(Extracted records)
----
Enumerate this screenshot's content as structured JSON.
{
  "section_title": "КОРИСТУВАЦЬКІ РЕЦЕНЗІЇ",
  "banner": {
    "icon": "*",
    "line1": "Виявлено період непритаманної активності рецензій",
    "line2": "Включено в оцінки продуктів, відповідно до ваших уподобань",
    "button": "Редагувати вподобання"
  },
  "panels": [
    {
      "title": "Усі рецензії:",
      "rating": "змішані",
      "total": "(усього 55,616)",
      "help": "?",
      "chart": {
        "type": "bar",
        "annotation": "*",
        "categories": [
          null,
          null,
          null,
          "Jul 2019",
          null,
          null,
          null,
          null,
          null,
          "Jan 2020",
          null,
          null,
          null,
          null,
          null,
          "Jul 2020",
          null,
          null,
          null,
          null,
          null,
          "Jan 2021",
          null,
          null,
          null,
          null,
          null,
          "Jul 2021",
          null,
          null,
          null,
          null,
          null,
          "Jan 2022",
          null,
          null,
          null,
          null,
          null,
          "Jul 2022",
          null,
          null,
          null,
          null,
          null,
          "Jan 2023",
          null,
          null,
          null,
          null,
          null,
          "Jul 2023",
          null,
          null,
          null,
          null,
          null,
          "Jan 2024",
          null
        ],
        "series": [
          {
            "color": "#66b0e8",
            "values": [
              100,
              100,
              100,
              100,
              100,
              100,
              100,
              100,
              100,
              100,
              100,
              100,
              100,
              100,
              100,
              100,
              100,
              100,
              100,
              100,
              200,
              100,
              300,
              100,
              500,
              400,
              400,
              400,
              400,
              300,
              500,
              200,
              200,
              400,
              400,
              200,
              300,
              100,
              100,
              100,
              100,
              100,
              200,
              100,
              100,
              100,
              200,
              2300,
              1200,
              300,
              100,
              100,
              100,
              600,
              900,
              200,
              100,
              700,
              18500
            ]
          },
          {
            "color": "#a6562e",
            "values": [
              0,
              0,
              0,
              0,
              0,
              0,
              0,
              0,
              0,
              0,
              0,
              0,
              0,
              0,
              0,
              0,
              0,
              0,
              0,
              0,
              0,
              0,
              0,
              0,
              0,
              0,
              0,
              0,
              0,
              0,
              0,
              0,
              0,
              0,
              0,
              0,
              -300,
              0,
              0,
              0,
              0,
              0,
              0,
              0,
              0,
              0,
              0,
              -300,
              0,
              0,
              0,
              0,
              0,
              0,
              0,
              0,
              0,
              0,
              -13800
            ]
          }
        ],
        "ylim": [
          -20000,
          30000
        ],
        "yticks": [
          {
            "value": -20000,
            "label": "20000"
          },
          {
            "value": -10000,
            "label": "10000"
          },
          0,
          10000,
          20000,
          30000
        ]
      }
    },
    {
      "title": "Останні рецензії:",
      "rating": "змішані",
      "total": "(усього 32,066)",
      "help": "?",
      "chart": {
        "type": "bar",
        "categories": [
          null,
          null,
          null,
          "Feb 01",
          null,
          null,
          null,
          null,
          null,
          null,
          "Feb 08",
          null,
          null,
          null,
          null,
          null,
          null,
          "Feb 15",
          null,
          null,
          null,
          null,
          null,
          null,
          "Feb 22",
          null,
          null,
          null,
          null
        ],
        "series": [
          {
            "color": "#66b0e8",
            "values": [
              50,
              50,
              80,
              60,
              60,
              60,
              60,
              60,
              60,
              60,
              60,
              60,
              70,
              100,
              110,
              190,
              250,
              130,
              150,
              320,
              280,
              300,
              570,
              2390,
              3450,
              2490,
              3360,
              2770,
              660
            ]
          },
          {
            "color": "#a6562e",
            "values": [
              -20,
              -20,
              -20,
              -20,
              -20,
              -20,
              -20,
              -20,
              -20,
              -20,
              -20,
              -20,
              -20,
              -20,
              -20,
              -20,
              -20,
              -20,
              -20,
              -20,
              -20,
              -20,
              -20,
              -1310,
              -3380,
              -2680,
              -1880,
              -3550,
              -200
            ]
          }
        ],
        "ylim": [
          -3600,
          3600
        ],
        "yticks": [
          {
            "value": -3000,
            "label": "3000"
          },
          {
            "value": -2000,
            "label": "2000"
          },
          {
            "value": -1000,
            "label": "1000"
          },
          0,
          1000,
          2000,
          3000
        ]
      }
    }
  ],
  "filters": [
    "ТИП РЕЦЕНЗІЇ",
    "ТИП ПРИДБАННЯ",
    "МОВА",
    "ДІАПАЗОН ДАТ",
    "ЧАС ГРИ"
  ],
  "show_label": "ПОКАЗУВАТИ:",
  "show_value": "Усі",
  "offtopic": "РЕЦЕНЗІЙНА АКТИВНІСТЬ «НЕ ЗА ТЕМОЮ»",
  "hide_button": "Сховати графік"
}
----
SET TASK: Write out every line from the records above, word for word.

EXERCISE RESPONSE:
Enumerate this screenshot's content as structured JSON.
{
  "section_title": "КОРИСТУВАЦЬКІ РЕЦЕНЗІЇ",
  "banner": {
    "icon": "*",
    "line1": "Виявлено період непритаманної активності рецензій",
    "line2": "Включено в оцінки продуктів, відповідно до ваших уподобань",
    "button": "Редагувати вподобання"
  },
  "panels": [
    {
      "title": "Усі рецензії:",
      "rating": "змішані",
      "total": "(усього 55,616)",
      "help": "?",
      "chart": {
        "type": "bar",
        "annotation": "*",
        "categories": [
          null,
          null,
          null,
          "Jul 2019",
          null,
          null,
          null,
          null,
          null,
          "Jan 2020",
          null,
          null,
          null,
          null,
          null,
          "Jul 2020",
          null,
          null,
          null,
          null,
          null,
          "Jan 2021",
          null,
          null,
          null,
          null,
          null,
          "Jul 2021",
          null,
          null,
          null,
          null,
          null,
          "Jan 2022",
          null,
          null,
          null,
          null,
          null,
          "Jul 2022",
          null,
          null,
          null,
          null,
          null,
          "Jan 2023",
          null,
          null,
          null,
          null,
          null,
          "Jul 2023",
          null,
          null,
          null,
          null,
          null,
          "Jan 2024",
          null
        ],
        "series": [
          {
            "color": "#66b0e8",
            "values": [
              100,
              100,
              100,
              100,
              100,
              100,
              100,
              100,
              100,
              100,
              100,
              100,
              100,
              100,
              100,
              100,
              100,
              100,
              100,
              100,
              200,
              100,
              300,
              100,
              500,
              400,
              400,
              400,
              400,
              300,
              500,
              200,
              200,
              400,
              400,
              200,
              300,
              100,
              100,
              100,
              100,
              100,
              200,
              100,
              100,
              100,
              200,
              2300,
              1200,
              300,
              100,
              100,
              100,
              600,
              900,
              200,
              100,
              700,
              18500
            ]
          },
          {
            "color": "#a6562e",
            "values": [
              0,
              0,
              0,
              0,
              0,
              0,
              0,
              0,
              0,
              0,
              0,
              0,
              0,
              0,
              0,
              0,
              0,
              0,
              0,
              0,
              0,
              0,
              0,
              0,
              0,
              0,
              0,
              0,
              0,
              0,
              0,
              0,
              0,
              0,
              0,
              0,
              -300,
              0,
              0,
              0,
              0,
              0,
              0,
              0,
              0,
              0,
              0,
              -300,
              0,
              0,
              0,
              0,
              0,
              0,
              0,
              0,
              0,
              0,
              -13800
            ]
          }
        ],
        "ylim": [
          -20000,
          30000
        ],
        "yticks": [
          {
            "value": -20000,
            "label": "20000"
          },
          {
            "value": -10000,
            "label": "10000"
          },
          0,
          10000,
          20000,
          30000
        ]
      }
    },
    {
      "title": "Останні рецензії:",
      "rating": "змішані",
      "total": "(усього 32,066)",
      "help": "?",
      "chart": {
        "type": "bar",
        "categories": [
          null,
          null,
          null,
          "Feb 01",
          null,
          null,
          null,
          null,
          null,
          null,
          "Feb 08",
          null,
          null,
          null,
          null,
          null,
          null,
          "Feb 15",
          null,
          null,
          null,
          null,
          null,
          null,
          "Feb 22",
          null,
          null,
          null,
          null
        ],
        "series": [
          {
            "color": "#66b0e8",
            "values": [
              50,
              50,
              80,
              60,
              60,
              60,
              60,
              60,
              60,
              60,
              60,
              60,
              70,
              100,
              110,
              190,
              250,
              130,
              150,
              320,
              280,
              300,
              570,
              2390,
              3450,
              2490,
              3360,
              2770,
              660
            ]
          },
          {
            "color": "#a6562e",
            "values": [
              -20,
              -20,
              -20,
              -20,
              -20,
              -20,
              -20,
              -20,
              -20,
              -20,
              -20,
              -20,
              -20,
              -20,
              -20,
              -20,
              -20,
              -20,
              -20,
              -20,
              -20,
              -20,
              -20,
              -1310,
              -3380,
              -2680,
              -1880,
              -3550,
              -200
            ]
          }
        ],
        "ylim": [
          -3600,
          3600
        ],
        "yticks": [
          {
            "value": -3000,
            "label": "3000"
          },
          {
            "value": -2000,
            "label": "2000"
          },
          {
            "value": -1000,
            "label": "1000"
          },
          0,
          1000,
          2000,
          3000
        ]
      }
    }
  ],
  "filters": [
    "ТИП РЕЦЕНЗІЇ",
    "ТИП ПРИДБАННЯ",
    "МОВА",
    "ДІАПАЗОН ДАТ",
    "ЧАС ГРИ"
  ],
  "show_label": "ПОКАЗУВАТИ:",
  "show_value": "Усі",
  "offtopic": "РЕЦЕНЗІЙНА АКТИВНІСТЬ «НЕ ЗА ТЕМОЮ»",
  "hide_button": "Сховати графік"
}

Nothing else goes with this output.